>> Start DATASET RECORDS

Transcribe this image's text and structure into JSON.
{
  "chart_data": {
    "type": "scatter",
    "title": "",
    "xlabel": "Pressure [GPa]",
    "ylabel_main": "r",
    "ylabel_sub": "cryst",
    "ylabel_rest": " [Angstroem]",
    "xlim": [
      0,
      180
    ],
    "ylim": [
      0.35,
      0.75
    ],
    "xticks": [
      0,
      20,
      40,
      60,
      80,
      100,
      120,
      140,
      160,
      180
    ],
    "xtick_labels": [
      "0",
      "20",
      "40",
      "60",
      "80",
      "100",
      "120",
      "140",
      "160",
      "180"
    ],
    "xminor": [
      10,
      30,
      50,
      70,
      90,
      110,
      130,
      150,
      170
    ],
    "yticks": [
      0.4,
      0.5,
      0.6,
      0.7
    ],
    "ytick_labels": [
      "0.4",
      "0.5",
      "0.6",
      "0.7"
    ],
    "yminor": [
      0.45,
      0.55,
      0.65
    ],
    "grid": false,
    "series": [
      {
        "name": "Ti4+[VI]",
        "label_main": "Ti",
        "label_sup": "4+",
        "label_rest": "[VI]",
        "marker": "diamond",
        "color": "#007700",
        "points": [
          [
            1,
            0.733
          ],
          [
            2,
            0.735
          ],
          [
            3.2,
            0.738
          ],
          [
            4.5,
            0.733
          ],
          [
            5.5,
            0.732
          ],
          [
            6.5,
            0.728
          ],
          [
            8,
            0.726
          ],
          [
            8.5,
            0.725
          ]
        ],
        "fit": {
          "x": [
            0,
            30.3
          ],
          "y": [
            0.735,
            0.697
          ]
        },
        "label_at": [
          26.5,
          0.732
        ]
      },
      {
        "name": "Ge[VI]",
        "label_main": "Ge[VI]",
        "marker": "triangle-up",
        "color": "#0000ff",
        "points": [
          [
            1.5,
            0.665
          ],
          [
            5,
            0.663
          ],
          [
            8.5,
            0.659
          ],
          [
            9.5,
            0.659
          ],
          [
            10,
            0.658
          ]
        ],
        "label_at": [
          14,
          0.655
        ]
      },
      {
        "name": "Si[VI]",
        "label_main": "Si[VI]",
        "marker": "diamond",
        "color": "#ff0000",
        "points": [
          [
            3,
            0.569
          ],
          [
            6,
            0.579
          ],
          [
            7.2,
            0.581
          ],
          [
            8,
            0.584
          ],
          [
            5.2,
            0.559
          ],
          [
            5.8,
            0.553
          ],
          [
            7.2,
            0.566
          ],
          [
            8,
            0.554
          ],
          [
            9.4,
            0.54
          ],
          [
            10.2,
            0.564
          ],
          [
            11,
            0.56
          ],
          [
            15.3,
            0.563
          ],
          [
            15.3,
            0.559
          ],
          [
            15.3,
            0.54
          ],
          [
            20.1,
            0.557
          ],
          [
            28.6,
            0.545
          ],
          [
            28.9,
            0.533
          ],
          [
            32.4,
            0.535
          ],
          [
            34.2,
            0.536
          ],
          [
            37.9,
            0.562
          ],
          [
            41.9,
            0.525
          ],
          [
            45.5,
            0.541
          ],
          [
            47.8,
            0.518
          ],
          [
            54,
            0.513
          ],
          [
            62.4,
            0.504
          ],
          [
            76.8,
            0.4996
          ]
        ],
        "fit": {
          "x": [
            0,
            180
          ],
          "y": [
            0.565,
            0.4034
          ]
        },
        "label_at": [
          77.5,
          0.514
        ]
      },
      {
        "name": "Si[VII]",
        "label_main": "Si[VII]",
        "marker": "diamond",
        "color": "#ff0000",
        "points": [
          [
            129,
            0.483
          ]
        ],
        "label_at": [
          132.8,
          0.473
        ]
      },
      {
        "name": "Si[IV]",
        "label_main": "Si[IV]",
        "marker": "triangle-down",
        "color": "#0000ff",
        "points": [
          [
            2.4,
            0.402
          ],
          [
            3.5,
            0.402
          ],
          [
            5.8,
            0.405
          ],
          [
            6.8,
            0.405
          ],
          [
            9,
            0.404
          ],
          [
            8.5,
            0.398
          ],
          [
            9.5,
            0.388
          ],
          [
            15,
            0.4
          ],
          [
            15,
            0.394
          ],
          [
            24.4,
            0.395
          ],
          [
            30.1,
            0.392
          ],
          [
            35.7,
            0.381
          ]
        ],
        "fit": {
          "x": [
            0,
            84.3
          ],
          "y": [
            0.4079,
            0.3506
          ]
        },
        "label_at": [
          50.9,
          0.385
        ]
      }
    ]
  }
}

>> End DATASET RECORDS

SHORT PROBLEM>
Reproduce the material in full, with no word added or dropped.

FULL ANSWER>
Transcribe this image's text and structure into JSON.
{
  "chart_data": {
    "type": "scatter",
    "title": "",
    "xlabel": "Pressure [GPa]",
    "ylabel_main": "r",
    "ylabel_sub": "cryst",
    "ylabel_rest": " [Angstroem]",
    "xlim": [
      0,
      180
    ],
    "ylim": [
      0.35,
      0.75
    ],
    "xticks": [
      0,
      20,
      40,
      60,
      80,
      100,
      120,
      140,
      160,
      180
    ],
    "xtick_labels": [
      "0",
      "20",
      "40",
      "60",
      "80",
      "100",
      "120",
      "140",
      "160",
      "180"
    ],
    "xminor": [
      10,
      30,
      50,
      70,
      90,
      110,
      130,
      150,
      170
    ],
    "yticks": [
      0.4,
      0.5,
      0.6,
      0.7
    ],
    "ytick_labels": [
      "0.4",
      "0.5",
      "0.6",
      "0.7"
    ],
    "yminor": [
      0.45,
      0.55,
      0.65
    ],
    "grid": false,
    "series": [
      {
        "name": "Ti4+[VI]",
        "label_main": "Ti",
        "label_sup": "4+",
        "label_rest": "[VI]",
        "marker": "diamond",
        "color": "#007700",
        "points": [
          [
            1,
            0.733
          ],
          [
            2,
            0.735
          ],
          [
            3.2,
            0.738
          ],
          [
            4.5,
            0.733
          ],
          [
            5.5,
            0.732
          ],
          [
            6.5,
            0.728
          ],
          [
            8,
            0.726
          ],
          [
            8.5,
            0.725
          ]
        ],
        "fit": {
          "x": [
            0,
            30.3
          ],
          "y": [
            0.735,
            0.697
          ]
        },
        "label_at": [
          26.5,
          0.732
        ]
      },
      {
        "name": "Ge[VI]",
        "label_main": "Ge[VI]",
        "marker": "triangle-up",
        "color": "#0000ff",
        "points": [
          [
            1.5,
            0.665
          ],
          [
            5,
            0.663
          ],
          [
            8.5,
            0.659
          ],
          [
            9.5,
            0.659
          ],
          [
            10,
            0.658
          ]
        ],
        "label_at": [
          14,
          0.655
        ]
      },
      {
        "name": "Si[VI]",
        "label_main": "Si[VI]",
        "marker": "diamond",
        "color": "#ff0000",
        "points": [
          [
            3,
            0.569
          ],
          [
            6,
            0.579
          ],
          [
            7.2,
            0.581
          ],
          [
            8,
            0.584
          ],
          [
            5.2,
            0.559
          ],
          [
            5.8,
            0.553
          ],
          [
            7.2,
            0.566
          ],
          [
            8,
            0.554
          ],
          [
            9.4,
            0.54
          ],
          [
            10.2,
            0.564
          ],
          [
            11,
            0.56
          ],
          [
            15.3,
            0.563
          ],
          [
            15.3,
            0.559
          ],
          [
            15.3,
            0.54
          ],
          [
            20.1,
            0.557
          ],
          [
            28.6,
            0.545
          ],
          [
            28.9,
            0.533
          ],
          [
            32.4,
            0.535
          ],
          [
            34.2,
            0.536
          ],
          [
            37.9,
            0.562
          ],
          [
            41.9,
            0.525
          ],
          [
            45.5,
            0.541
          ],
          [
            47.8,
            0.518
          ],
          [
            54,
            0.513
          ],
          [
            62.4,
            0.504
          ],
          [
            76.8,
            0.4996
          ]
        ],
        "fit": {
          "x": [
            0,
            180
          ],
          "y": [
            0.565,
            0.4034
          ]
        },
        "label_at": [
          77.5,
          0.514
        ]
      },
      {
        "name": "Si[VII]",
        "label_main": "Si[VII]",
        "marker": "diamond",
        "color": "#ff0000",
        "points": [
          [
            129,
            0.483
          ]
        ],
        "label_at": [
          132.8,
          0.473
        ]
      },
      {
        "name": "Si[IV]",
        "label_main": "Si[IV]",
        "marker": "triangle-down",
        "color": "#0000ff",
        "points": [
          [
            2.4,
            0.402
          ],
          [
            3.5,
            0.402
          ],
          [
            5.8,
            0.405
          ],
          [
            6.8,
            0.405
          ],
          [
            9,
            0.404
          ],
          [
            8.5,
            0.398
          ],
          [
            9.5,
            0.388
          ],
          [
            15,
            0.4
          ],
          [
            15,
            0.394
          ],
          [
            24.4,
            0.395
          ],
          [
            30.1,
            0.392
          ],
          [
            35.7,
            0.381
          ]
        ],
        "fit": {
          "x": [
            0,
            84.3
          ],
          "y": [
            0.4079,
            0.3506
          ]
        },
        "label_at": [
          50.9,
          0.385
        ]
      }
    ]
  }
}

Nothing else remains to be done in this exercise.